### Exercise
Restate the full listing word for word and leave the pictures out.

(Items from a dataset)

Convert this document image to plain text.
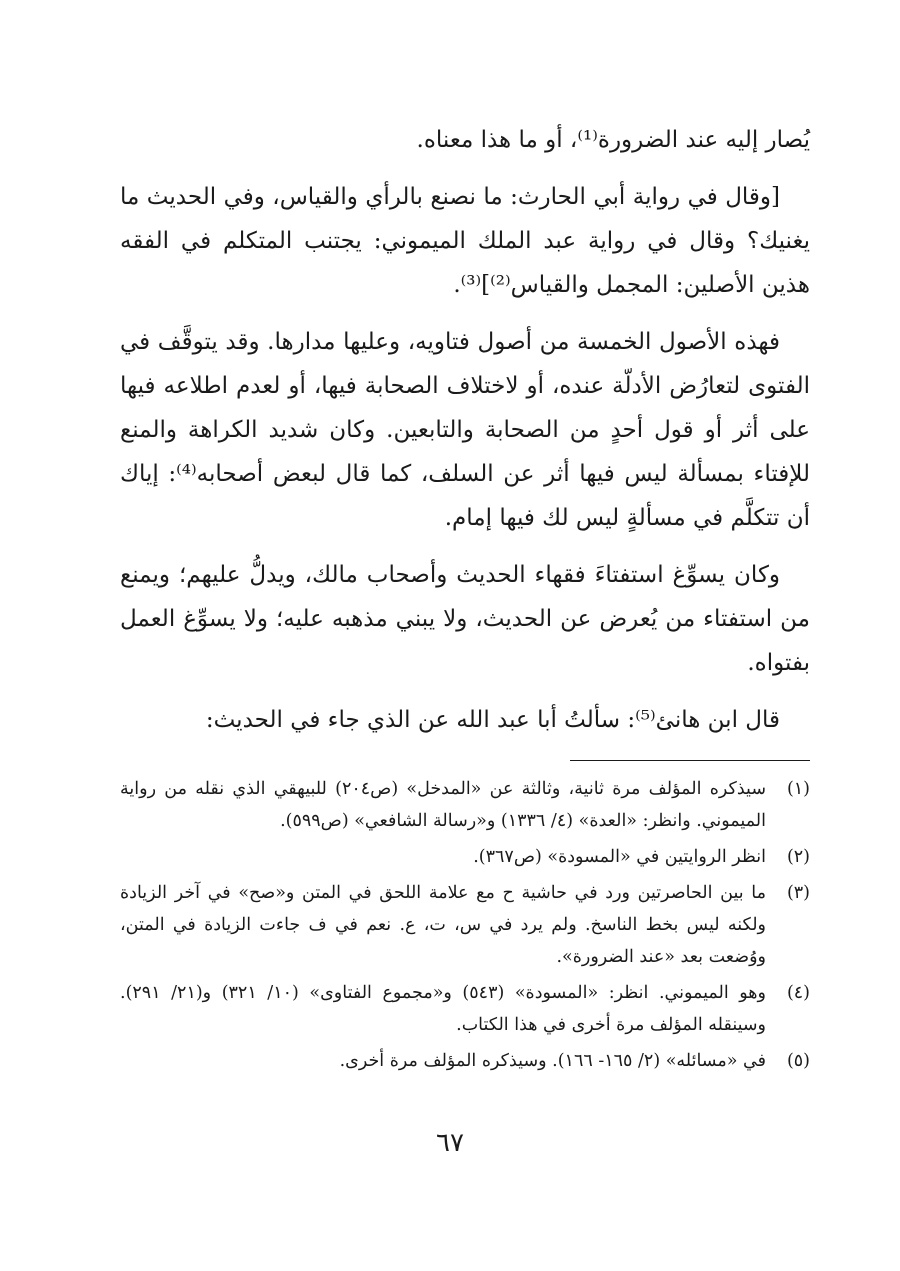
يُصار إليه عند الضرورة⁽¹⁾، أو ما هذا معناه.

[وقال في رواية أبي الحارث: ما نصنع بالرأي والقياس، وفي الحديث ما يغنيك؟ وقال في رواية عبد الملك الميموني: يجتنب المتكلم في الفقه هذين الأصلين: المجمل والقياس⁽²⁾]⁽³⁾.

فهذه الأصول الخمسة من أصول فتاويه، وعليها مدارها. وقد يتوقَّف في الفتوى لتعارُض الأدلّة عنده، أو لاختلاف الصحابة فيها، أو لعدم اطلاعه فيها على أثر أو قول أحدٍ من الصحابة والتابعين. وكان شديد الكراهة والمنع للإفتاء بمسألة ليس فيها أثر عن السلف، كما قال لبعض أصحابه⁽⁴⁾: إياك أن تتكلَّم في مسألةٍ ليس لك فيها إمام.

وكان يسوِّغ استفتاءَ فقهاء الحديث وأصحاب مالك، ويدلُّ عليهم؛ ويمنع من استفتاء من يُعرض عن الحديث، ولا يبني مذهبه عليه؛ ولا يسوِّغ العمل بفتواه.

قال ابن هانئ⁽⁵⁾: سألتُ أبا عبد الله عن الذي جاء في الحديث:

(١)
سيذكره المؤلف مرة ثانية، وثالثة عن «المدخل» (ص٢٠٤) للبيهقي الذي نقله من رواية الميموني. وانظر: «العدة» (٤/ ١٣٣٦) و«رسالة الشافعي» (ص٥٩٩).
(٢)
انظر الروايتين في «المسودة» (ص٣٦٧).
(٣)
ما بين الحاصرتين ورد في حاشية ح مع علامة اللحق في المتن و«صح» في آخر الزيادة ولكنه ليس بخط الناسخ. ولم يرد في س، ت، ع. نعم في ف جاءت الزيادة في المتن، ووُضعت بعد «عند الضرورة».
(٤)
وهو الميموني. انظر: «المسودة» (٥٤٣) و«مجموع الفتاوى» (١٠/ ٣٢١) و(٢١/ ٢٩١). وسينقله المؤلف مرة أخرى في هذا الكتاب.
(٥)
في «مسائله» (٢/ ١٦٥- ١٦٦). وسيذكره المؤلف مرة أخرى.
٦٧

### Response to the exercise
Convert this document image to plain text.
يُصار إليه عند الضرورة⁽¹⁾، أو ما هذا معناه.

[وقال في رواية أبي الحارث: ما نصنع بالرأي والقياس، وفي الحديث ما يغنيك؟ وقال في رواية عبد الملك الميموني: يجتنب المتكلم في الفقه هذين الأصلين: المجمل والقياس⁽²⁾]⁽³⁾.

فهذه الأصول الخمسة من أصول فتاويه، وعليها مدارها. وقد يتوقَّف في الفتوى لتعارُض الأدلّة عنده، أو لاختلاف الصحابة فيها، أو لعدم اطلاعه فيها على أثر أو قول أحدٍ من الصحابة والتابعين. وكان شديد الكراهة والمنع للإفتاء بمسألة ليس فيها أثر عن السلف، كما قال لبعض أصحابه⁽⁴⁾: إياك أن تتكلَّم في مسألةٍ ليس لك فيها إمام.

وكان يسوِّغ استفتاءَ فقهاء الحديث وأصحاب مالك، ويدلُّ عليهم؛ ويمنع من استفتاء من يُعرض عن الحديث، ولا يبني مذهبه عليه؛ ولا يسوِّغ العمل بفتواه.

قال ابن هانئ⁽⁵⁾: سألتُ أبا عبد الله عن الذي جاء في الحديث:

(١)
سيذكره المؤلف مرة ثانية، وثالثة عن «المدخل» (ص٢٠٤) للبيهقي الذي نقله من رواية الميموني. وانظر: «العدة» (٤/ ١٣٣٦) و«رسالة الشافعي» (ص٥٩٩).
(٢)
انظر الروايتين في «المسودة» (ص٣٦٧).
(٣)
ما بين الحاصرتين ورد في حاشية ح مع علامة اللحق في المتن و«صح» في آخر الزيادة ولكنه ليس بخط الناسخ. ولم يرد في س، ت، ع. نعم في ف جاءت الزيادة في المتن، ووُضعت بعد «عند الضرورة».
(٤)
وهو الميموني. انظر: «المسودة» (٥٤٣) و«مجموع الفتاوى» (١٠/ ٣٢١) و(٢١/ ٢٩١). وسينقله المؤلف مرة أخرى في هذا الكتاب.
(٥)
في «مسائله» (٢/ ١٦٥- ١٦٦). وسيذكره المؤلف مرة أخرى.
٦٧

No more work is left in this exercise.